Stored entries:
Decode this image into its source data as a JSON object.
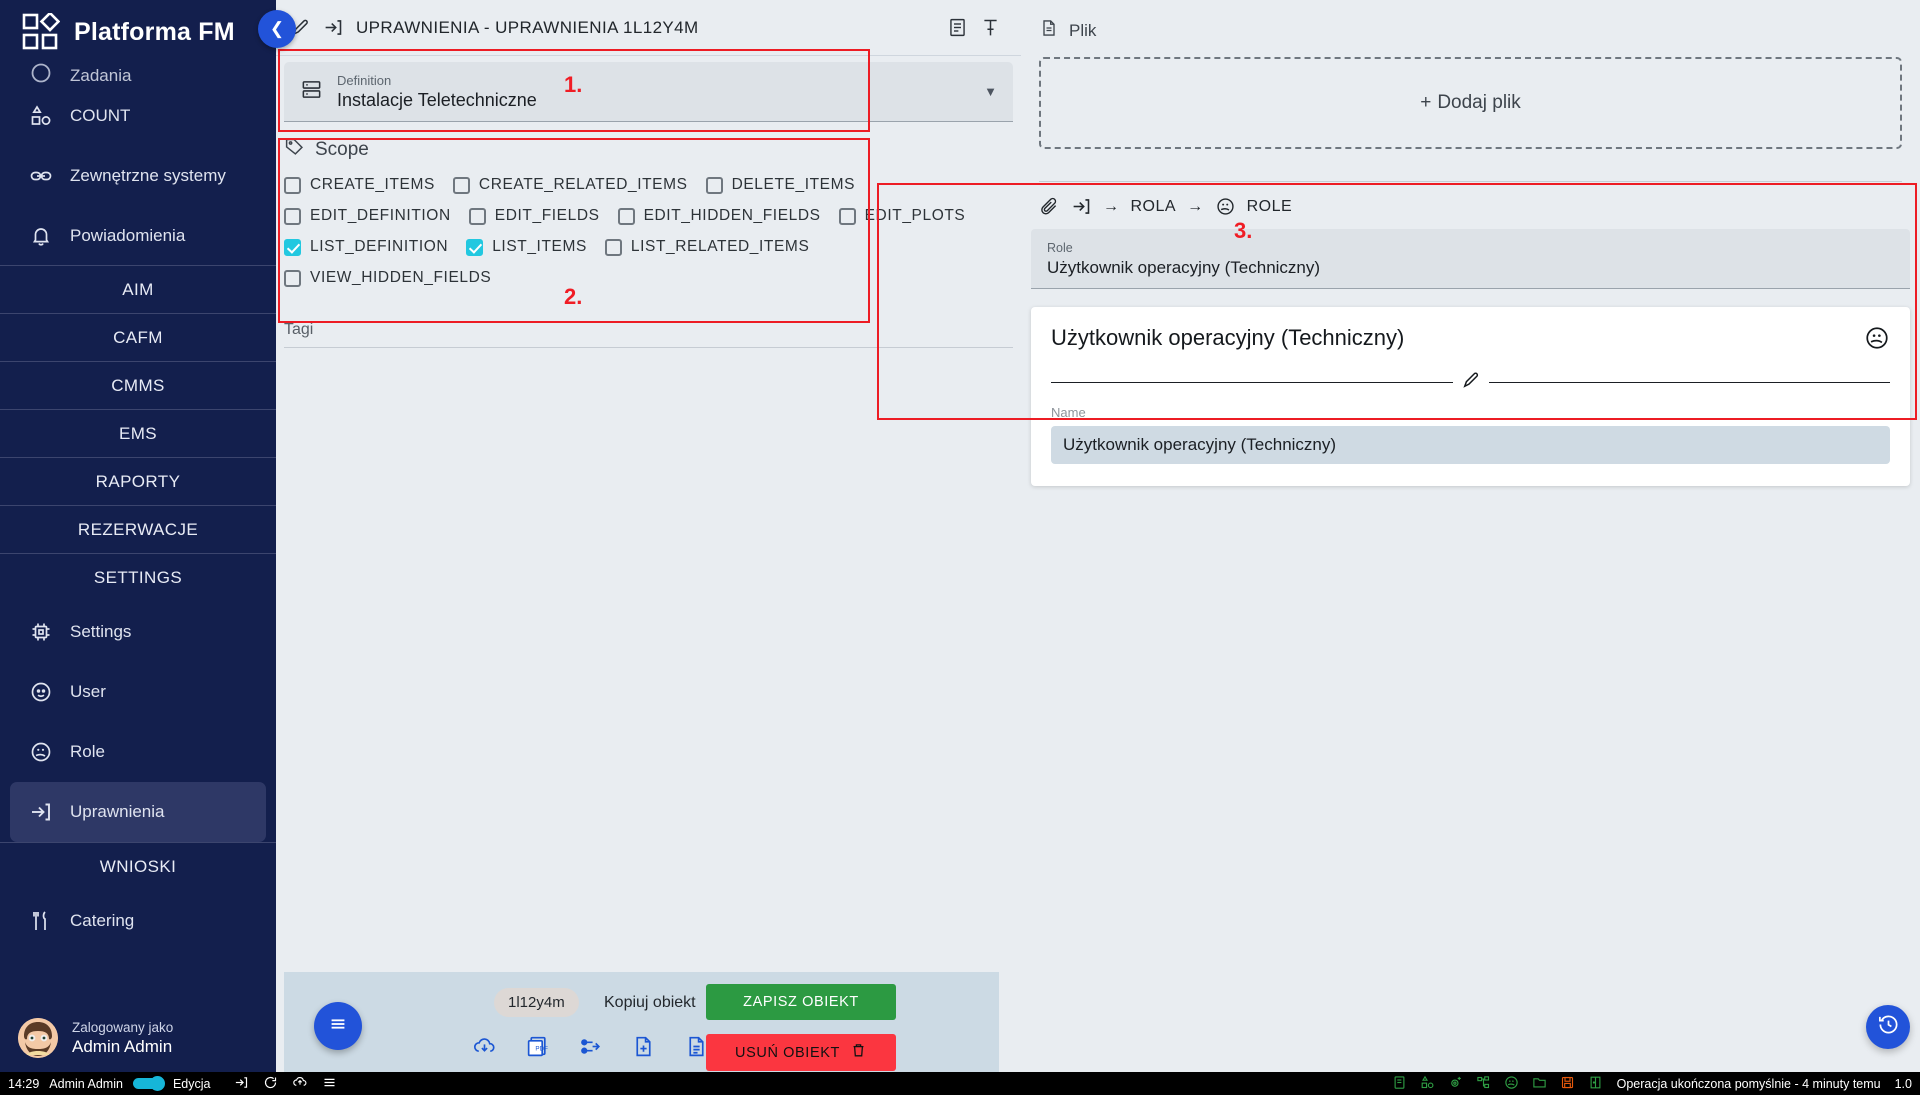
{
  "brand": {
    "title": "Platforma FM",
    "logo_icon": "grid-diamond-logo-icon"
  },
  "sidebar": {
    "collapse_button": "chevron-left-icon",
    "items_top": [
      {
        "label": "Zadania",
        "icon": "clock-icon",
        "clipped": true
      },
      {
        "label": "COUNT",
        "icon": "count-shapes-icon"
      },
      {
        "label": "Zewnętrzne systemy",
        "icon": "link-icon"
      },
      {
        "label": "Powiadomienia",
        "icon": "bell-icon"
      }
    ],
    "sections": [
      {
        "label": "AIM"
      },
      {
        "label": "CAFM"
      },
      {
        "label": "CMMS"
      },
      {
        "label": "EMS"
      },
      {
        "label": "RAPORTY"
      },
      {
        "label": "REZERWACJE"
      },
      {
        "label": "SETTINGS"
      }
    ],
    "settings_items": [
      {
        "label": "Settings",
        "icon": "cpu-gear-icon",
        "active": false
      },
      {
        "label": "User",
        "icon": "user-face-icon",
        "active": false
      },
      {
        "label": "Role",
        "icon": "role-mask-icon",
        "active": false
      },
      {
        "label": "Uprawnienia",
        "icon": "permissions-arrow-icon",
        "active": true
      }
    ],
    "wnioski_section": "WNIOSKI",
    "wnioski_items": [
      {
        "label": "Catering",
        "icon": "cutlery-icon"
      }
    ],
    "user": {
      "logged_as_label": "Zalogowany jako",
      "name": "Admin Admin",
      "avatar": "user-avatar"
    }
  },
  "page_head": {
    "edit_icon": "pencil-icon",
    "entity_icon": "permissions-arrow-icon",
    "title": "UPRAWNIENIA - UPRAWNIENIA 1L12Y4M",
    "note_icon": "note-icon",
    "pin_icon": "pin-icon"
  },
  "definition": {
    "icon": "server-rows-icon",
    "label": "Definition",
    "value": "Instalacje Teletechniczne",
    "caret": "chevron-down-icon"
  },
  "scope": {
    "icon": "tag-icon",
    "title": "Scope",
    "rows": [
      [
        {
          "label": "CREATE_ITEMS",
          "checked": false
        },
        {
          "label": "CREATE_RELATED_ITEMS",
          "checked": false
        },
        {
          "label": "DELETE_ITEMS",
          "checked": false
        }
      ],
      [
        {
          "label": "EDIT_DEFINITION",
          "checked": false
        },
        {
          "label": "EDIT_FIELDS",
          "checked": false
        },
        {
          "label": "EDIT_HIDDEN_FIELDS",
          "checked": false
        },
        {
          "label": "EDIT_PLOTS",
          "checked": false
        }
      ],
      [
        {
          "label": "LIST_DEFINITION",
          "checked": true
        },
        {
          "label": "LIST_ITEMS",
          "checked": true
        },
        {
          "label": "LIST_RELATED_ITEMS",
          "checked": false
        }
      ],
      [
        {
          "label": "VIEW_HIDDEN_FIELDS",
          "checked": false
        }
      ]
    ]
  },
  "tagi": {
    "label": "Tagi"
  },
  "annotations": [
    {
      "number": "1."
    },
    {
      "number": "2."
    },
    {
      "number": "3."
    }
  ],
  "file_panel": {
    "icon": "file-icon",
    "title": "Plik",
    "dropzone_label": "Dodaj plik",
    "dropzone_plus": "+"
  },
  "breadcrumb": {
    "attach_icon": "paperclip-icon",
    "permissions_icon": "permissions-arrow-icon",
    "arrow": "→",
    "items": [
      {
        "label": "ROLA",
        "icon": ""
      },
      {
        "label": "ROLE",
        "icon": "role-mask-icon"
      }
    ]
  },
  "role_panel": {
    "select_label": "Role",
    "select_value": "Użytkownik operacyjny (Techniczny)",
    "card_title": "Użytkownik operacyjny (Techniczny)",
    "card_icon": "role-mask-icon",
    "pencil_icon": "pencil-icon",
    "name_label": "Name",
    "name_value": "Użytkownik operacyjny (Techniczny)"
  },
  "actionbar": {
    "menu_icon": "hamburger-icon",
    "id_pill": "1l12y4m",
    "copy_label": "Kopiuj obiekt",
    "save_label": "ZAPISZ OBIEKT",
    "delete_label": "USUŃ OBIEKT",
    "delete_icon": "trash-icon",
    "icons": [
      "cloud-download-icon",
      "pdf-icon",
      "share-node-icon",
      "file-add-icon",
      "file-text-icon"
    ]
  },
  "fabs": {
    "expand_icon": "expand-arrows-icon",
    "history_icon": "history-clock-icon"
  },
  "taskbar": {
    "time": "14:29",
    "user": "Admin Admin",
    "mode_label": "Edycja",
    "left_icons": [
      "login-arrow-icon",
      "refresh-icon",
      "cloud-upload-icon",
      "hamburger-icon"
    ],
    "right_icons": [
      "note-icon",
      "count-shapes-icon",
      "gear-plus-icon",
      "tree-nodes-icon",
      "role-mask-icon",
      "folder-icon",
      "save-disk-icon",
      "door-exit-icon"
    ],
    "status": "Operacja ukończona pomyślnie - 4 minuty temu",
    "version": "1.0"
  },
  "colors": {
    "sidebar_bg": "#131f4d",
    "accent_blue": "#2253d9",
    "checkbox_on": "#22c8e0",
    "save_green": "#2c9a42",
    "delete_red": "#fb3640",
    "annotation_red": "#ed1c24",
    "page_bg": "#e9edf1"
  }
}
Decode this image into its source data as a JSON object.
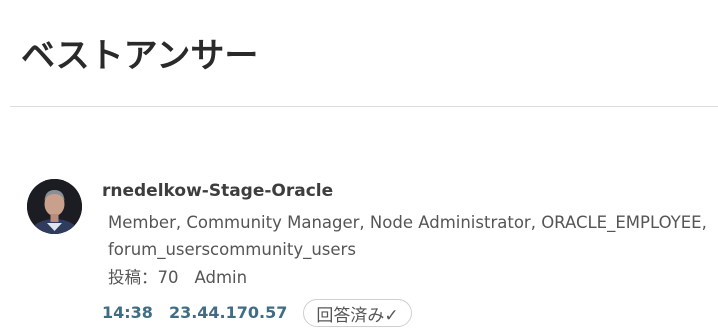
{
  "page": {
    "title": "ベストアンサー"
  },
  "post": {
    "author": "rnedelkow-Stage-Oracle",
    "roles": "Member, Community Manager, Node Administrator, ORACLE_EMPLOYEE, forum_userscommunity_users",
    "posts_label": "投稿：70",
    "rank": "Admin",
    "time": "14:38",
    "ip": "23.44.170.57",
    "answered_label": "回答済み✓"
  },
  "colors": {
    "link": "#3f6d84",
    "title": "#2a2a2a",
    "muted_text": "#555555",
    "divider": "#dddddd"
  },
  "icons": {
    "avatar": "user-avatar-photo"
  }
}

Given instruction: Gather every line from the entries above where the word "true" appears, and copy them.

Worked answer:
        "clipped": true
        "active": true
          "checked": true
          "checked": true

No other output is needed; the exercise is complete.